- EXERCISE GOAL -
Copy each line of the data below with the word "curls".
--------------------------------------------------
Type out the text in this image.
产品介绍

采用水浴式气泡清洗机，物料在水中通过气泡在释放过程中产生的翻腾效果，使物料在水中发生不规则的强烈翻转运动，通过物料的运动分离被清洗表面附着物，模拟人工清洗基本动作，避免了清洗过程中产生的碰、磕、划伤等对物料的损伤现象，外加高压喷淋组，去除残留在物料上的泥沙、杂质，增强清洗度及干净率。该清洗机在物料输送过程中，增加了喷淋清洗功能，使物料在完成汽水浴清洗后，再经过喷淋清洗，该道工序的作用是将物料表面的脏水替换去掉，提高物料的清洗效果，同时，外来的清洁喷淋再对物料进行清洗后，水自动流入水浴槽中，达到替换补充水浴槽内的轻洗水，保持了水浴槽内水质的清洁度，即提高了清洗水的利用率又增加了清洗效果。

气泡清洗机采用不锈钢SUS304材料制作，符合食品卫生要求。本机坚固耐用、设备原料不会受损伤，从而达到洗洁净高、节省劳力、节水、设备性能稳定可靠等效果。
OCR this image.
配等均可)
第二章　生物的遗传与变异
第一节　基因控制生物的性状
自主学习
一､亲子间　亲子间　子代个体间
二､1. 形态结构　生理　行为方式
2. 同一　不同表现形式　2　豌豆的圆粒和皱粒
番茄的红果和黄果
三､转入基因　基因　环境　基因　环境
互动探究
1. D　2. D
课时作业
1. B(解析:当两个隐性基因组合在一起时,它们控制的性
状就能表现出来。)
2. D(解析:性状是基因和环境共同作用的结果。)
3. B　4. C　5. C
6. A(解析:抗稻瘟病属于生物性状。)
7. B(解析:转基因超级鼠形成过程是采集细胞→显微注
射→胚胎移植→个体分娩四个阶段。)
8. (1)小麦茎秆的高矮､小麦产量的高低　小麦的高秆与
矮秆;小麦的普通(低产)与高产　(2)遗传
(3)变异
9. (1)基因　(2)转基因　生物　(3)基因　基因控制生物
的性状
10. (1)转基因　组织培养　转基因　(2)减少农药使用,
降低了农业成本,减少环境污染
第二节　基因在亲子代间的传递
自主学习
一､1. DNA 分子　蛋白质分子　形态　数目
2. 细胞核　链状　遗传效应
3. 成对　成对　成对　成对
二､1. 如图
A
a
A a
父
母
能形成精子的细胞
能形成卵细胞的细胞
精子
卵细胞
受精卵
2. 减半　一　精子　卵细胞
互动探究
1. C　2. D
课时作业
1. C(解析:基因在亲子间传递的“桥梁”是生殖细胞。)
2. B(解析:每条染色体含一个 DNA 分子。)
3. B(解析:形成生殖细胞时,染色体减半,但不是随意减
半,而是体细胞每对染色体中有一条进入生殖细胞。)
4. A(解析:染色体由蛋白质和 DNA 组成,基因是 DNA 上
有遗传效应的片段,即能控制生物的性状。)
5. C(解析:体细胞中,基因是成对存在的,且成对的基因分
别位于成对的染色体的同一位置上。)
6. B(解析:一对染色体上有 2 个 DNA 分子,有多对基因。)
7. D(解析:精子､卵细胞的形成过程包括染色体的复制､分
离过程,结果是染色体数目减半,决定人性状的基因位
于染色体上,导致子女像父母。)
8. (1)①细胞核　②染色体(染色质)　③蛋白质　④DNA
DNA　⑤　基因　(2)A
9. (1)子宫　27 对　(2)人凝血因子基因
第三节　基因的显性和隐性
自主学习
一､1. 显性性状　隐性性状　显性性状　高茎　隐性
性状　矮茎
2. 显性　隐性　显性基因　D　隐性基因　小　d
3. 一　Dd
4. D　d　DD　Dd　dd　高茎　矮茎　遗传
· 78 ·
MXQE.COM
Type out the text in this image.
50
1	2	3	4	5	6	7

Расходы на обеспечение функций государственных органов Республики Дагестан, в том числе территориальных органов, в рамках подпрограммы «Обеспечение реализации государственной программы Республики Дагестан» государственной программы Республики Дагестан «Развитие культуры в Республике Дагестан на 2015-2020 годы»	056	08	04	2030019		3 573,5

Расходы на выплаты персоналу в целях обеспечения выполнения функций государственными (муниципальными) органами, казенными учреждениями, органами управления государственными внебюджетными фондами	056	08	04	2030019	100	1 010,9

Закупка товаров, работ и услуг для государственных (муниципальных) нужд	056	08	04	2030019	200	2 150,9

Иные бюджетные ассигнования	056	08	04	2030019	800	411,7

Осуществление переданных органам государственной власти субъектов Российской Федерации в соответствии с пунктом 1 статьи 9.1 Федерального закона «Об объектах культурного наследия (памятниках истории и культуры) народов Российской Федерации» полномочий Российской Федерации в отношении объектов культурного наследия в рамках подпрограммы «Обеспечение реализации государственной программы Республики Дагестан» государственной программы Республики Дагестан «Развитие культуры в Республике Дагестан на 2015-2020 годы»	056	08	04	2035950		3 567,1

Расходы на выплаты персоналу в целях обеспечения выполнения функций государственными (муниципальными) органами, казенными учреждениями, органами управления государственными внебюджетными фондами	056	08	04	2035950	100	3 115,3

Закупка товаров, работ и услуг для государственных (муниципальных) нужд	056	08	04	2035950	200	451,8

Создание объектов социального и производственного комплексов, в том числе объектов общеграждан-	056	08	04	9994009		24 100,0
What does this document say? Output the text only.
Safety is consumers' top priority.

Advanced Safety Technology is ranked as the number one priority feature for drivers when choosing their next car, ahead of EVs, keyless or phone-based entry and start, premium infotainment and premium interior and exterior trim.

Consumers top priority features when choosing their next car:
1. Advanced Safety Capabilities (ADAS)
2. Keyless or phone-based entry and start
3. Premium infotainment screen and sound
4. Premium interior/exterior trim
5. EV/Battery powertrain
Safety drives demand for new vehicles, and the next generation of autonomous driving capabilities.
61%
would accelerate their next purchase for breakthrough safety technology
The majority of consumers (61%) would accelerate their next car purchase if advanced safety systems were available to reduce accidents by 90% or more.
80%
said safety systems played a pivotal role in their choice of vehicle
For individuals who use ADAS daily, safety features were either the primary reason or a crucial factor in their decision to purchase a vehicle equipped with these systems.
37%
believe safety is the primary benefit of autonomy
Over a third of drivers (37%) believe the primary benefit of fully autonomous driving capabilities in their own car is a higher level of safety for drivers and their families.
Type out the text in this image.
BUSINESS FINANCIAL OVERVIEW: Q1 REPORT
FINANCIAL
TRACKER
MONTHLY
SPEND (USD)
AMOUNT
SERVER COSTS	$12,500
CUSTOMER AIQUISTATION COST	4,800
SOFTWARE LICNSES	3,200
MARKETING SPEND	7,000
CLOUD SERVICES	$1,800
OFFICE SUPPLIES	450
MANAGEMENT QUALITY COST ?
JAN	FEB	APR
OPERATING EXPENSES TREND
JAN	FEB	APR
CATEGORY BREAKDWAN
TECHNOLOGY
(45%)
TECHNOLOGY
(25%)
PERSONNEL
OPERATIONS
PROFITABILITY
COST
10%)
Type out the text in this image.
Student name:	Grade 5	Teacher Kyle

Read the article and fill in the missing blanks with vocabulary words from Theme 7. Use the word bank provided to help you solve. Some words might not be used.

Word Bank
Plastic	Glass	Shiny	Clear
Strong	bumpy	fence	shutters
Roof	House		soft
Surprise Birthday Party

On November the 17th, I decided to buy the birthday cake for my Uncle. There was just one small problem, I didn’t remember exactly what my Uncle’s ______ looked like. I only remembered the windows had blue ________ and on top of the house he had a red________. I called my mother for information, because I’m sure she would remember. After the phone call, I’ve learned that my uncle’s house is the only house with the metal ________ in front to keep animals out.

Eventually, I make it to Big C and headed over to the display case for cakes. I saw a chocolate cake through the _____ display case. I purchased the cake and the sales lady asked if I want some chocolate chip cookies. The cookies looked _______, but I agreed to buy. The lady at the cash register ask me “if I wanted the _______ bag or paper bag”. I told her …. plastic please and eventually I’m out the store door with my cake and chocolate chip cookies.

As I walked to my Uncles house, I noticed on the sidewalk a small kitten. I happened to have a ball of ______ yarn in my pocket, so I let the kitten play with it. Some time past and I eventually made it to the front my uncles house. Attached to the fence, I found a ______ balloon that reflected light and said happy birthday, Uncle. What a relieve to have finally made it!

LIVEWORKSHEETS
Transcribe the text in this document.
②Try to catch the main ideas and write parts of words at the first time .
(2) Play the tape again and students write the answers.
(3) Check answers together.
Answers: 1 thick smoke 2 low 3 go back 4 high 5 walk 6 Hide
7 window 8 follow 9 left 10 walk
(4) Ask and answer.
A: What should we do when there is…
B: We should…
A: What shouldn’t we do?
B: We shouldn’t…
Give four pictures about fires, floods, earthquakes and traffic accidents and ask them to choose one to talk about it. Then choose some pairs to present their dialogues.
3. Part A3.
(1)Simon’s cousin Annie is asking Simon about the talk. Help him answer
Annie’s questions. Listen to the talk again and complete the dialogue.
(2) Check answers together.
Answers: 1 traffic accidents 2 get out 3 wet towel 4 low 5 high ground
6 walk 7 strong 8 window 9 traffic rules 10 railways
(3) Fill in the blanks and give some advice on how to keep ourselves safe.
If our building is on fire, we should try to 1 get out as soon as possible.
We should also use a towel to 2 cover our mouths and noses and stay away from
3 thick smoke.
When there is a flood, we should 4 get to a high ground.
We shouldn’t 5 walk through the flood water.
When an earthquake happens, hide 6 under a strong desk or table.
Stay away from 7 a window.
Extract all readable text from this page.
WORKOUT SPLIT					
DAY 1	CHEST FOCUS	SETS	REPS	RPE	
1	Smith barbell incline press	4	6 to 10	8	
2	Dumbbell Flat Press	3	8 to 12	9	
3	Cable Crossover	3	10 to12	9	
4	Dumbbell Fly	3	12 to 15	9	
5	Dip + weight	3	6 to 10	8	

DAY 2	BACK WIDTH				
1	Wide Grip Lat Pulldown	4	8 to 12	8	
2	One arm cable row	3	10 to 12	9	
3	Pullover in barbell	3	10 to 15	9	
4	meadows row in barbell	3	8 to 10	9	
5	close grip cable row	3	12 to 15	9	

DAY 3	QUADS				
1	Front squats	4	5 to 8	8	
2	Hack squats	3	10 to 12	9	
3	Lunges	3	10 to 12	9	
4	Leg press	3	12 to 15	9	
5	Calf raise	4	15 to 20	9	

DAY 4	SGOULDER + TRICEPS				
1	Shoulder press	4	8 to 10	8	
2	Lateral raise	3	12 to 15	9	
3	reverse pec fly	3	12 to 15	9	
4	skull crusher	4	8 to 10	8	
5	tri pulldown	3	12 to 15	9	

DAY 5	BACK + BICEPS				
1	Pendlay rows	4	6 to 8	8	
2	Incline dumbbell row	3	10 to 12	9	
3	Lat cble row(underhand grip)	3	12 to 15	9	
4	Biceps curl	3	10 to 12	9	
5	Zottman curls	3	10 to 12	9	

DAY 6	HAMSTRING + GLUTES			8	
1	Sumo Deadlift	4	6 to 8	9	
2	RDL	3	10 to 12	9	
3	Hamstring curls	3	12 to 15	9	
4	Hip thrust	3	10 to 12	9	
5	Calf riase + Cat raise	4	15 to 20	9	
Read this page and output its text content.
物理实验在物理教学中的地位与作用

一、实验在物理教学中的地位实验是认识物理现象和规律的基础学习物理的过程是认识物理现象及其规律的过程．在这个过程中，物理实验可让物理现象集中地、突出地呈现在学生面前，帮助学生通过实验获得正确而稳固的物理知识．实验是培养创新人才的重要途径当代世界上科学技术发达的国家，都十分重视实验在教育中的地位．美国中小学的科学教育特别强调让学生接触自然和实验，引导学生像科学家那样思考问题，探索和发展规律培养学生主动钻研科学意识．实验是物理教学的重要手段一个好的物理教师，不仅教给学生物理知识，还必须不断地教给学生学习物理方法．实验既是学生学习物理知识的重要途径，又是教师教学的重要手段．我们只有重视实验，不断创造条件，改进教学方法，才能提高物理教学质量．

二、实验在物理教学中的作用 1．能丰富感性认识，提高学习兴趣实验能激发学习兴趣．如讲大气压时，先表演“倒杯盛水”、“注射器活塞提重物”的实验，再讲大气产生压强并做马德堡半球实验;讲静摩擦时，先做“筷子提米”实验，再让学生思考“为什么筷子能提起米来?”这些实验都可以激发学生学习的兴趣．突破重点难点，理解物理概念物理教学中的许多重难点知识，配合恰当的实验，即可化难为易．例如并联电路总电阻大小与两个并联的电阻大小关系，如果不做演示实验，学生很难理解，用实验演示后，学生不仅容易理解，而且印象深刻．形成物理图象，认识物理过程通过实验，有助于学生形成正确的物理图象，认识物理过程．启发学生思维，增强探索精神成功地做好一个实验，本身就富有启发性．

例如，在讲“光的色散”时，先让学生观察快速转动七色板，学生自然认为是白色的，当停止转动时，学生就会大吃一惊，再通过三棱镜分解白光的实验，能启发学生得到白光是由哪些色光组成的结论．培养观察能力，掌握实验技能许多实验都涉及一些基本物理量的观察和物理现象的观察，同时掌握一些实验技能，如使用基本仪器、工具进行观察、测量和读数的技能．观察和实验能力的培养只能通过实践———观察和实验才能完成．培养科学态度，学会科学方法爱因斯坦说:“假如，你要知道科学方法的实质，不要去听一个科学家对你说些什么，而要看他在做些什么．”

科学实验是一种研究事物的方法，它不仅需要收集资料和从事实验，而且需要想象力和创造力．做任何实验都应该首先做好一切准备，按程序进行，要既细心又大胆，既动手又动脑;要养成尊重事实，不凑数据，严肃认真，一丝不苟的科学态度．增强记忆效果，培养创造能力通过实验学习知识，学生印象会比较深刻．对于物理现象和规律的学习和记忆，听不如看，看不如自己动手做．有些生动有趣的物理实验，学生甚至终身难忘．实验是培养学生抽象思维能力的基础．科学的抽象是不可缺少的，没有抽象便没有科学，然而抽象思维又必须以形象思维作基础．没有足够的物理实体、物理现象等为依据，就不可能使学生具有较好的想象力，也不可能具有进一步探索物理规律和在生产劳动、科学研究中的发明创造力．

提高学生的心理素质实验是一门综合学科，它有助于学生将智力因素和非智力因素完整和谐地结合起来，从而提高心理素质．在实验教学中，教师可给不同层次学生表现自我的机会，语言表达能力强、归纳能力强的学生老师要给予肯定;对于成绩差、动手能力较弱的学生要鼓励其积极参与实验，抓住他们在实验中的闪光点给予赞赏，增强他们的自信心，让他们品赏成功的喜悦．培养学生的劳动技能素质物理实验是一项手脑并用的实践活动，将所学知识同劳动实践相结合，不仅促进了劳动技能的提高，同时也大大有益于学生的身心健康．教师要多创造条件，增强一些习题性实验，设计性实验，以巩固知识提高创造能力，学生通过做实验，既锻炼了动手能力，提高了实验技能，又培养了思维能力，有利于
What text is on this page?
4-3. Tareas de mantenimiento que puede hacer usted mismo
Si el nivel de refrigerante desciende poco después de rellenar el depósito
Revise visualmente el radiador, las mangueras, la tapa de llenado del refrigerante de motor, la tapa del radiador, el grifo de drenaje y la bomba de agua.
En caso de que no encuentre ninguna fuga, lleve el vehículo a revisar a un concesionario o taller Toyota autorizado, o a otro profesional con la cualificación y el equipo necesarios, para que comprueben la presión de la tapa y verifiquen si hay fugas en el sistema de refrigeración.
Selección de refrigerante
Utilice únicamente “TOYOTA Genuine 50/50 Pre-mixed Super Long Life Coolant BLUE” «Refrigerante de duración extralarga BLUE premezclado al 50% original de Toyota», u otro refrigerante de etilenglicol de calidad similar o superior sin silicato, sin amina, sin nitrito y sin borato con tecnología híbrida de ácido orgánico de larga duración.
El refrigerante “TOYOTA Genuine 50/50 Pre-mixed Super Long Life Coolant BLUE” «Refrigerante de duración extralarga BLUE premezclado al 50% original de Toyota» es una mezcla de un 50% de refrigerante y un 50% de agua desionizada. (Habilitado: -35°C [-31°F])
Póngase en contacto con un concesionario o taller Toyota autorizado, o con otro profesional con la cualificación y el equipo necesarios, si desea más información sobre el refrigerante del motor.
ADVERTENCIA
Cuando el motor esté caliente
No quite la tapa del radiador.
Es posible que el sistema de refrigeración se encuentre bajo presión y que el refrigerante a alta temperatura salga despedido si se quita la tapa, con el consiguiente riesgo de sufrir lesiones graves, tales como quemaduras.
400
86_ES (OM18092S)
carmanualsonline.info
--------------------------------------------------
- RESULT FOR THIS TASK -
5	Zottman curls	3	10 to 12	9	
3	Hamstring curls	3	12 to 15	9	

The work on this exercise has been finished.